■ Extracted information ■
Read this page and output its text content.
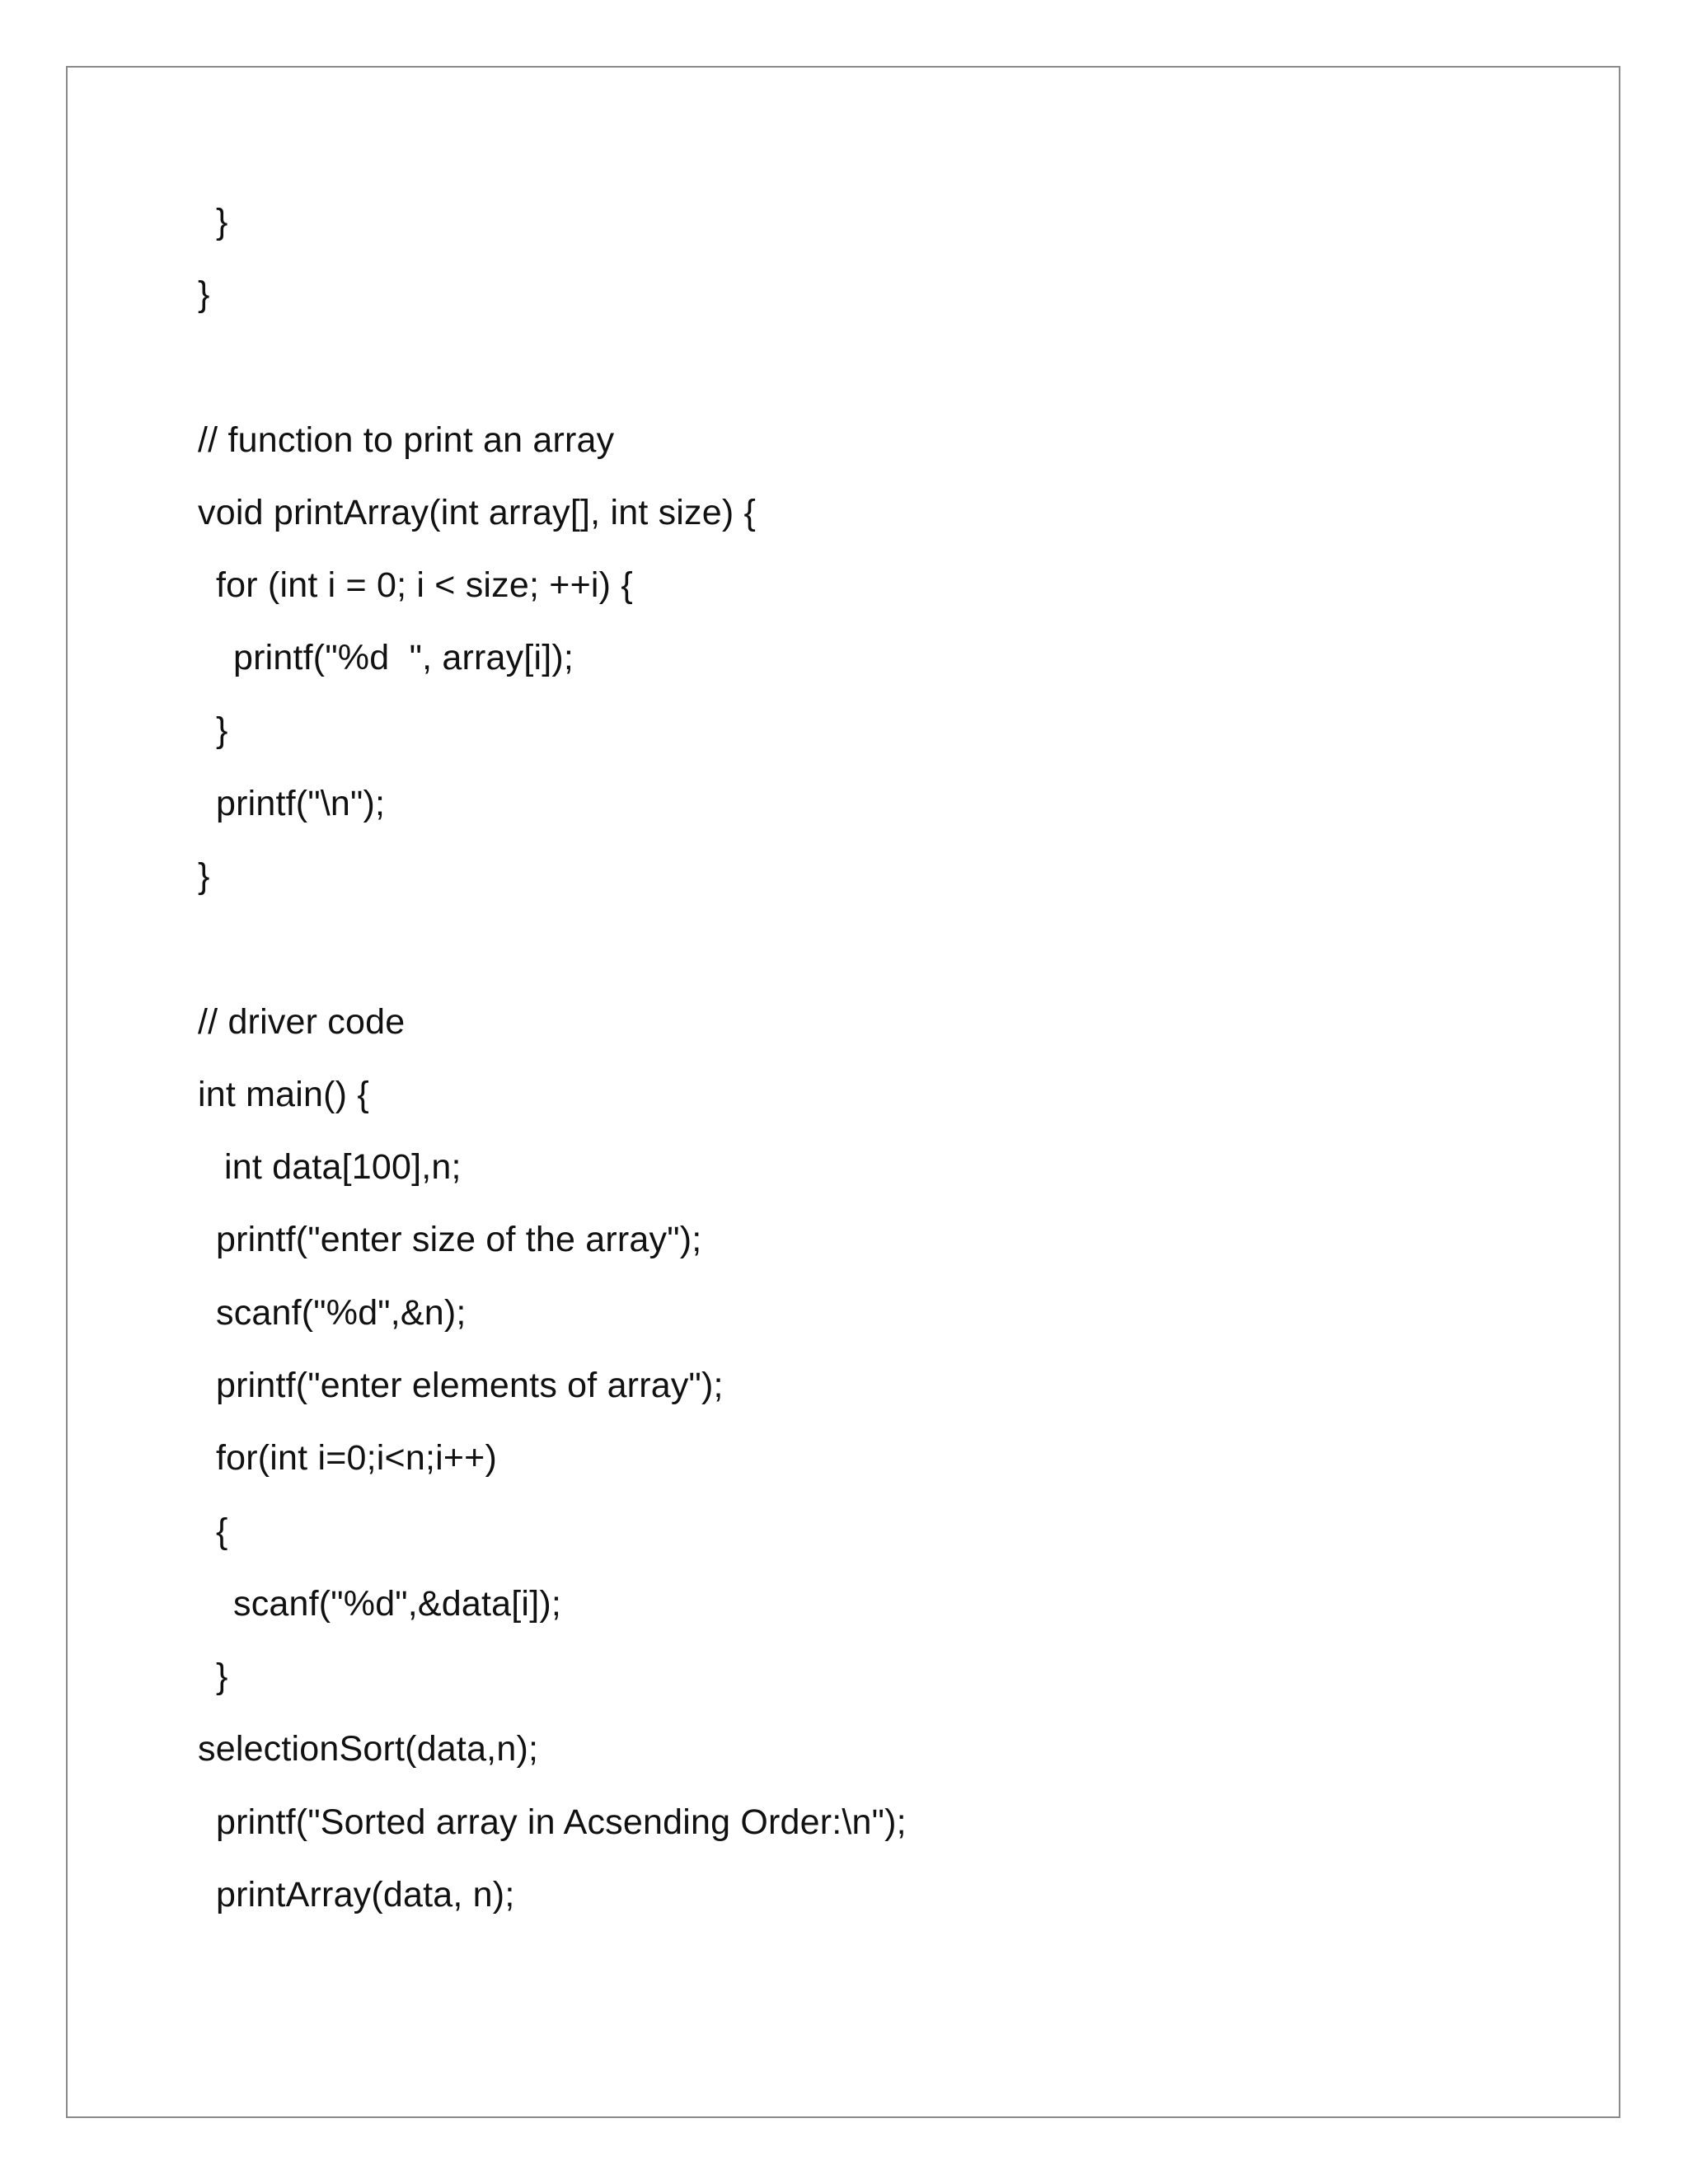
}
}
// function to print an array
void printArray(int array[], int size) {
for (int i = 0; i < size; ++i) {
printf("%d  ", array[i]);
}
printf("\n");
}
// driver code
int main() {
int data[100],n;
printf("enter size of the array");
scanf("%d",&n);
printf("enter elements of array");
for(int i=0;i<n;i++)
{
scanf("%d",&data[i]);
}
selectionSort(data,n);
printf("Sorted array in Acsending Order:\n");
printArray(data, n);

■ Direction ■
Set the entries down again exactly. Do not include the images.

■ Reply to the task ■
Read this page and output its text content.
}
}
// function to print an array
void printArray(int array[], int size) {
for (int i = 0; i < size; ++i) {
printf("%d  ", array[i]);
}
printf("\n");
}
// driver code
int main() {
int data[100],n;
printf("enter size of the array");
scanf("%d",&n);
printf("enter elements of array");
for(int i=0;i<n;i++)
{
scanf("%d",&data[i]);
}
selectionSort(data,n);
printf("Sorted array in Acsending Order:\n");
printArray(data, n);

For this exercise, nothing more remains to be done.